What to work on: Exactly reproduce the lines that follow.

^^^^^^^^^^^^^^^^

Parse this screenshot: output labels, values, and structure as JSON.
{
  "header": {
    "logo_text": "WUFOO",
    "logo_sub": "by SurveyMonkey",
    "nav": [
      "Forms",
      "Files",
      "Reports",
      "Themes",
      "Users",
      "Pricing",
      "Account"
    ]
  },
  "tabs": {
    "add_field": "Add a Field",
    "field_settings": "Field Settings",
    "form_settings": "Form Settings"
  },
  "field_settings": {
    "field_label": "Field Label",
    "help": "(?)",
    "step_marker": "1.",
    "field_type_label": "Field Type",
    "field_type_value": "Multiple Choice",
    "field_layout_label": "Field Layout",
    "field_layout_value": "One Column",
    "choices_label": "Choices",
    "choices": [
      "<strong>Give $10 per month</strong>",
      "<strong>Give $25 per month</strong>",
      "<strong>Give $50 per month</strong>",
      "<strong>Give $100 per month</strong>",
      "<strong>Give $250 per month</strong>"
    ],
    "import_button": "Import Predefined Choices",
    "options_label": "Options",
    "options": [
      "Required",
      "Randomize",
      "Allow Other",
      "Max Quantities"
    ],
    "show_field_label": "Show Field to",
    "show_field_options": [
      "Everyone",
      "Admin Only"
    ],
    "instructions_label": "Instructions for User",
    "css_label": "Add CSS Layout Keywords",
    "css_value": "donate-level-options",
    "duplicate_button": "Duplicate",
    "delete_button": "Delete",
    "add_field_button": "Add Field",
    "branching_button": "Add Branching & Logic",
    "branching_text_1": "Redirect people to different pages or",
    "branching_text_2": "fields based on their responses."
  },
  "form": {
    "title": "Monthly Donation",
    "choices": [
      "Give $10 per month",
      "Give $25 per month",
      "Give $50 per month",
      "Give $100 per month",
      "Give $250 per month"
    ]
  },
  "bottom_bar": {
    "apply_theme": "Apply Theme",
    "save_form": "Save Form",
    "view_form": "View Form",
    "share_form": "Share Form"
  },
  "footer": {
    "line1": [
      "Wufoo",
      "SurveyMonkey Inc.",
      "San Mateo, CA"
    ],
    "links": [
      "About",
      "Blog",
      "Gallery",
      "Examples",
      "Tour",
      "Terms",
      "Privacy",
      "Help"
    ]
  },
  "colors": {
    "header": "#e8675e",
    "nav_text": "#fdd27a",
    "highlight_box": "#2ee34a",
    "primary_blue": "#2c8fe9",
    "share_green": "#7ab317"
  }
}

^^^^^^^^^^^^^^^^

Output of the task:
Parse this screenshot: output labels, values, and structure as JSON.
{
  "header": {
    "logo_text": "WUFOO",
    "logo_sub": "by SurveyMonkey",
    "nav": [
      "Forms",
      "Files",
      "Reports",
      "Themes",
      "Users",
      "Pricing",
      "Account"
    ]
  },
  "tabs": {
    "add_field": "Add a Field",
    "field_settings": "Field Settings",
    "form_settings": "Form Settings"
  },
  "field_settings": {
    "field_label": "Field Label",
    "help": "(?)",
    "step_marker": "1.",
    "field_type_label": "Field Type",
    "field_type_value": "Multiple Choice",
    "field_layout_label": "Field Layout",
    "field_layout_value": "One Column",
    "choices_label": "Choices",
    "choices": [
      "<strong>Give $10 per month</strong>",
      "<strong>Give $25 per month</strong>",
      "<strong>Give $50 per month</strong>",
      "<strong>Give $100 per month</strong>",
      "<strong>Give $250 per month</strong>"
    ],
    "import_button": "Import Predefined Choices",
    "options_label": "Options",
    "options": [
      "Required",
      "Randomize",
      "Allow Other",
      "Max Quantities"
    ],
    "show_field_label": "Show Field to",
    "show_field_options": [
      "Everyone",
      "Admin Only"
    ],
    "instructions_label": "Instructions for User",
    "css_label": "Add CSS Layout Keywords",
    "css_value": "donate-level-options",
    "duplicate_button": "Duplicate",
    "delete_button": "Delete",
    "add_field_button": "Add Field",
    "branching_button": "Add Branching & Logic",
    "branching_text_1": "Redirect people to different pages or",
    "branching_text_2": "fields based on their responses."
  },
  "form": {
    "title": "Monthly Donation",
    "choices": [
      "Give $10 per month",
      "Give $25 per month",
      "Give $50 per month",
      "Give $100 per month",
      "Give $250 per month"
    ]
  },
  "bottom_bar": {
    "apply_theme": "Apply Theme",
    "save_form": "Save Form",
    "view_form": "View Form",
    "share_form": "Share Form"
  },
  "footer": {
    "line1": [
      "Wufoo",
      "SurveyMonkey Inc.",
      "San Mateo, CA"
    ],
    "links": [
      "About",
      "Blog",
      "Gallery",
      "Examples",
      "Tour",
      "Terms",
      "Privacy",
      "Help"
    ]
  },
  "colors": {
    "header": "#e8675e",
    "nav_text": "#fdd27a",
    "highlight_box": "#2ee34a",
    "primary_blue": "#2c8fe9",
    "share_green": "#7ab317"
  }
}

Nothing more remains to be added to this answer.